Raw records

#####

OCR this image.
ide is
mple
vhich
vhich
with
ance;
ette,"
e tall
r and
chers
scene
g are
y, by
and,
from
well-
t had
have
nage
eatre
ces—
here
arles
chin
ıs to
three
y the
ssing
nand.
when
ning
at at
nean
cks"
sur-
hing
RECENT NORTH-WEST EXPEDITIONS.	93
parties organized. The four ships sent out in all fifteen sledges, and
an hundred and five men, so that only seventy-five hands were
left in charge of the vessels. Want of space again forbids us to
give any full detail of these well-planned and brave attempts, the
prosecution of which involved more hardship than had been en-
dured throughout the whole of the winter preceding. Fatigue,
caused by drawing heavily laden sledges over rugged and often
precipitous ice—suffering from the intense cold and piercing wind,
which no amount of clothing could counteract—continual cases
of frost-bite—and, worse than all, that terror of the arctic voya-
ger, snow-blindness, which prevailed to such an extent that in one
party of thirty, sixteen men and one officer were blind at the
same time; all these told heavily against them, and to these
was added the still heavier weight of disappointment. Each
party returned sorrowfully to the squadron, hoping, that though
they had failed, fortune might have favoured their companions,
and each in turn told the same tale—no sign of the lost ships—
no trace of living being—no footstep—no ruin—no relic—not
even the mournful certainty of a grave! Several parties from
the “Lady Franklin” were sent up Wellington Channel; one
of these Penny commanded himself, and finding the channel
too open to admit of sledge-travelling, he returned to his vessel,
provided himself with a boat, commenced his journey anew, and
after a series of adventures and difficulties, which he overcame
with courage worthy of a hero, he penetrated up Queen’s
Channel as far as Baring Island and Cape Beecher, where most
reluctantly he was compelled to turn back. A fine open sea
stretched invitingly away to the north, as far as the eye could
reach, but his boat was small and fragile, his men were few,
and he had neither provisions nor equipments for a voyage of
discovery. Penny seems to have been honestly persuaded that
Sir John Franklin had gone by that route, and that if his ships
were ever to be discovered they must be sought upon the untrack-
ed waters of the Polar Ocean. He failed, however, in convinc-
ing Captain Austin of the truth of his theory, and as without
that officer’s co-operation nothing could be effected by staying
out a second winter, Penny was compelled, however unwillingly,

#####

The task |
Output a single number: how many lines contain the word "Franklin".

Task solution |
2